→ **YOUR TASK**
Copy all of the material exactly. Pictures are not to appear in the copy.

Dataset rows
********

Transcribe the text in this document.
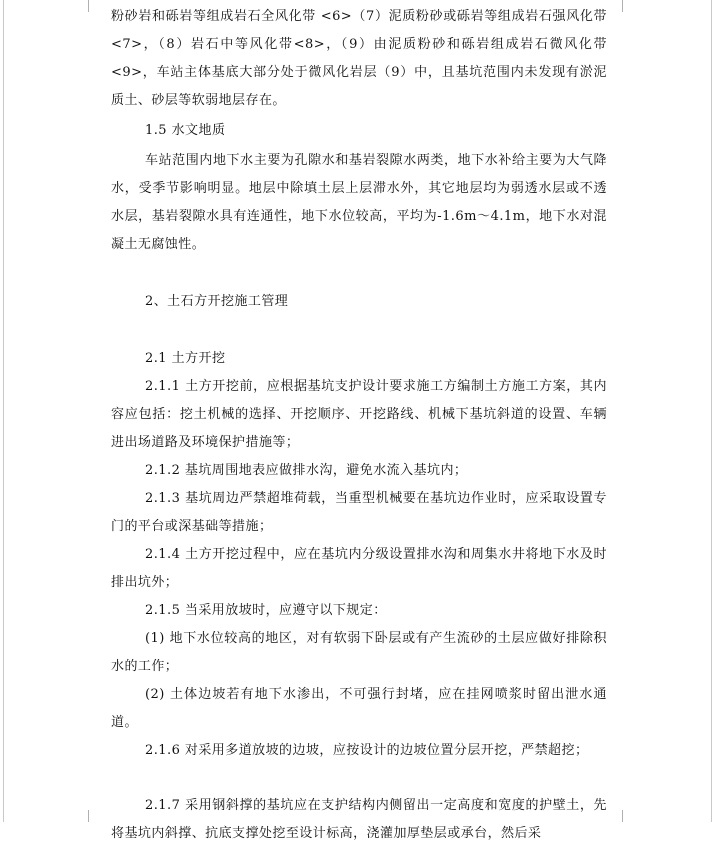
粉砂岩和砾岩等组成岩石全风化带 <6>（7）泥质粉砂或砾岩等组成岩石强风化带<7>，（8）岩石中等风化带<8>，（9）由泥质粉砂和砾岩组成岩石微风化带<9>，车站主体基底大部分处于微风化岩层（9）中，且基坑范围内未发现有淤泥质土、砂层等软弱地层存在。

1.5 水文地质

车站范围内地下水主要为孔隙水和基岩裂隙水两类，地下水补给主要为大气降水，受季节影响明显。地层中除填土层上层滞水外，其它地层均为弱透水层或不透水层，基岩裂隙水具有连通性，地下水位较高，平均为-1.6m～4.1m，地下水对混凝土无腐蚀性。

2、土石方开挖施工管理

2.1 土方开挖

2.1.1 土方开挖前，应根据基坑支护设计要求施工方编制土方施工方案，其内容应包括：挖土机械的选择、开挖顺序、开挖路线、机械下基坑斜道的设置、车辆进出场道路及环境保护措施等；

2.1.2 基坑周围地表应做排水沟，避免水流入基坑内；

2.1.3 基坑周边严禁超堆荷载，当重型机械要在基坑边作业时，应采取设置专门的平台或深基础等措施；

2.1.4 土方开挖过程中，应在基坑内分级设置排水沟和周集水井将地下水及时排出坑外；

2.1.5 当采用放坡时，应遵守以下规定：

(1) 地下水位较高的地区，对有软弱下卧层或有产生流砂的土层应做好排除积水的工作；

(2) 土体边坡若有地下水渗出，不可强行封堵，应在挂网喷浆时留出泄水通道。

2.1.6 对采用多道放坡的边坡，应按设计的边坡位置分层开挖，严禁超挖；

2.1.7 采用钢斜撑的基坑应在支护结构内侧留出一定高度和宽度的护壁土，先将基坑内斜撑、抗底支撑处挖至设计标高，浇灌加厚垫层或承台，然后采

********

→ **COMPLETE ANSWER**
Transcribe the text in this document.
粉砂岩和砾岩等组成岩石全风化带 <6>（7）泥质粉砂或砾岩等组成岩石强风化带<7>，（8）岩石中等风化带<8>，（9）由泥质粉砂和砾岩组成岩石微风化带<9>，车站主体基底大部分处于微风化岩层（9）中，且基坑范围内未发现有淤泥质土、砂层等软弱地层存在。

1.5 水文地质

车站范围内地下水主要为孔隙水和基岩裂隙水两类，地下水补给主要为大气降水，受季节影响明显。地层中除填土层上层滞水外，其它地层均为弱透水层或不透水层，基岩裂隙水具有连通性，地下水位较高，平均为-1.6m～4.1m，地下水对混凝土无腐蚀性。

2、土石方开挖施工管理

2.1 土方开挖

2.1.1 土方开挖前，应根据基坑支护设计要求施工方编制土方施工方案，其内容应包括：挖土机械的选择、开挖顺序、开挖路线、机械下基坑斜道的设置、车辆进出场道路及环境保护措施等；

2.1.2 基坑周围地表应做排水沟，避免水流入基坑内；

2.1.3 基坑周边严禁超堆荷载，当重型机械要在基坑边作业时，应采取设置专门的平台或深基础等措施；

2.1.4 土方开挖过程中，应在基坑内分级设置排水沟和周集水井将地下水及时排出坑外；

2.1.5 当采用放坡时，应遵守以下规定：

(1) 地下水位较高的地区，对有软弱下卧层或有产生流砂的土层应做好排除积水的工作；

(2) 土体边坡若有地下水渗出，不可强行封堵，应在挂网喷浆时留出泄水通道。

2.1.6 对采用多道放坡的边坡，应按设计的边坡位置分层开挖，严禁超挖；

2.1.7 采用钢斜撑的基坑应在支护结构内侧留出一定高度和宽度的护壁土，先将基坑内斜撑、抗底支撑处挖至设计标高，浇灌加厚垫层或承台，然后采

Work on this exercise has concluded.